What is expected. An exact copy of all the data is required, with pictures left out.

Records for the task.
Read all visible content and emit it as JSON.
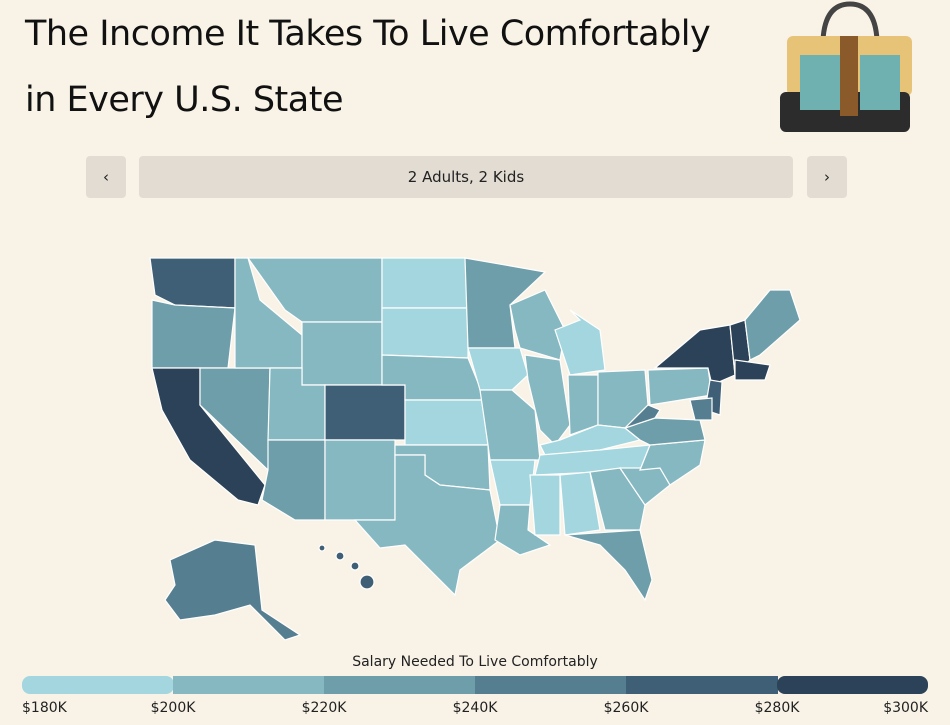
{
  "header": {
    "title_line1": "The Income It Takes To Live Comfortably",
    "title_line2": "in Every U.S. State"
  },
  "nav": {
    "prev": "‹",
    "label": "2 Adults, 2 Kids",
    "next": "›"
  },
  "legend": {
    "title": "Salary Needed To Live Comfortably",
    "colors": [
      "#a3d6de",
      "#86b8c2",
      "#6d9eaa",
      "#557f90",
      "#3e5f75",
      "#2b4258"
    ],
    "ticks": [
      "$180K",
      "$200K",
      "$220K",
      "$240K",
      "$260K",
      "$280K",
      "$300K"
    ]
  }
}
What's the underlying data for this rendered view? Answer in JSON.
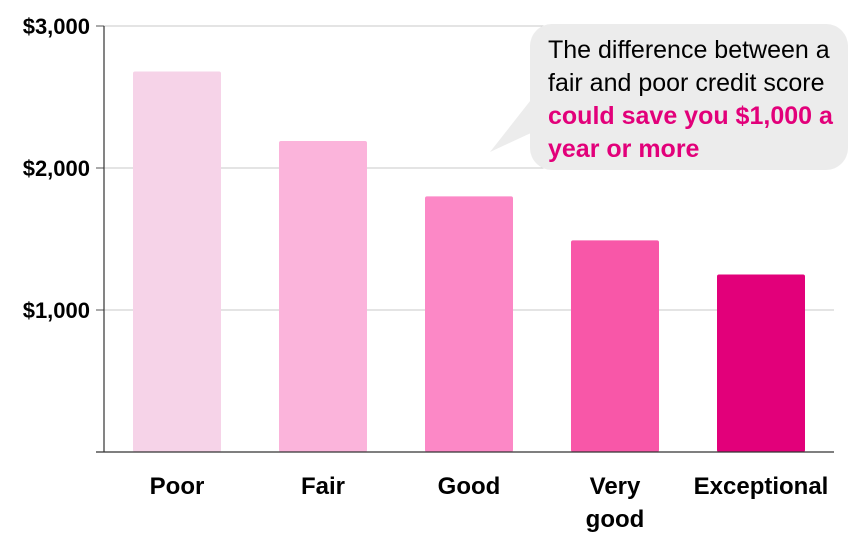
{
  "colors": {
    "bars": [
      "#f6d3e8",
      "#fbb4db",
      "#fc88c6",
      "#f857a8",
      "#e2007a"
    ],
    "highlight": "#e2007a",
    "callout_bg": "#ececec",
    "grid": "#c8c8c8"
  },
  "callout": {
    "text_normal": "The difference between a fair and poor credit score",
    "text_highlight": "could save you $1,000 a year or more"
  },
  "chart_data": {
    "type": "bar",
    "title": "",
    "xlabel": "",
    "ylabel": "",
    "categories": [
      "Poor",
      "Fair",
      "Good",
      "Very good",
      "Exceptional"
    ],
    "category_lines": [
      [
        "Poor"
      ],
      [
        "Fair"
      ],
      [
        "Good"
      ],
      [
        "Very",
        "good"
      ],
      [
        "Exceptional"
      ]
    ],
    "values": [
      2680,
      2190,
      1800,
      1490,
      1250
    ],
    "ylim": [
      0,
      3000
    ],
    "yticks": [
      1000,
      2000,
      3000
    ],
    "ytick_labels": [
      "$1,000",
      "$2,000",
      "$3,000"
    ],
    "grid": true,
    "legend": "none"
  }
}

Solution to the problem.
Read all visible content and emit it as JSON.
{
  "header": {
    "title_line1": "The Income It Takes To Live Comfortably",
    "title_line2": "in Every U.S. State"
  },
  "nav": {
    "prev": "‹",
    "label": "2 Adults, 2 Kids",
    "next": "›"
  },
  "legend": {
    "title": "Salary Needed To Live Comfortably",
    "colors": [
      "#a3d6de",
      "#86b8c2",
      "#6d9eaa",
      "#557f90",
      "#3e5f75",
      "#2b4258"
    ],
    "ticks": [
      "$180K",
      "$200K",
      "$220K",
      "$240K",
      "$260K",
      "$280K",
      "$300K"
    ]
  }
}
What's the underlying data for this rendered view? Answer in JSON.
{
  "colors": {
    "bars": [
      "#f6d3e8",
      "#fbb4db",
      "#fc88c6",
      "#f857a8",
      "#e2007a"
    ],
    "highlight": "#e2007a",
    "callout_bg": "#ececec",
    "grid": "#c8c8c8"
  },
  "callout": {
    "text_normal": "The difference between a fair and poor credit score",
    "text_highlight": "could save you $1,000 a year or more"
  },
  "chart_data": {
    "type": "bar",
    "title": "",
    "xlabel": "",
    "ylabel": "",
    "categories": [
      "Poor",
      "Fair",
      "Good",
      "Very good",
      "Exceptional"
    ],
    "category_lines": [
      [
        "Poor"
      ],
      [
        "Fair"
      ],
      [
        "Good"
      ],
      [
        "Very",
        "good"
      ],
      [
        "Exceptional"
      ]
    ],
    "values": [
      2680,
      2190,
      1800,
      1490,
      1250
    ],
    "ylim": [
      0,
      3000
    ],
    "yticks": [
      1000,
      2000,
      3000
    ],
    "ytick_labels": [
      "$1,000",
      "$2,000",
      "$3,000"
    ],
    "grid": true,
    "legend": "none"
  }
}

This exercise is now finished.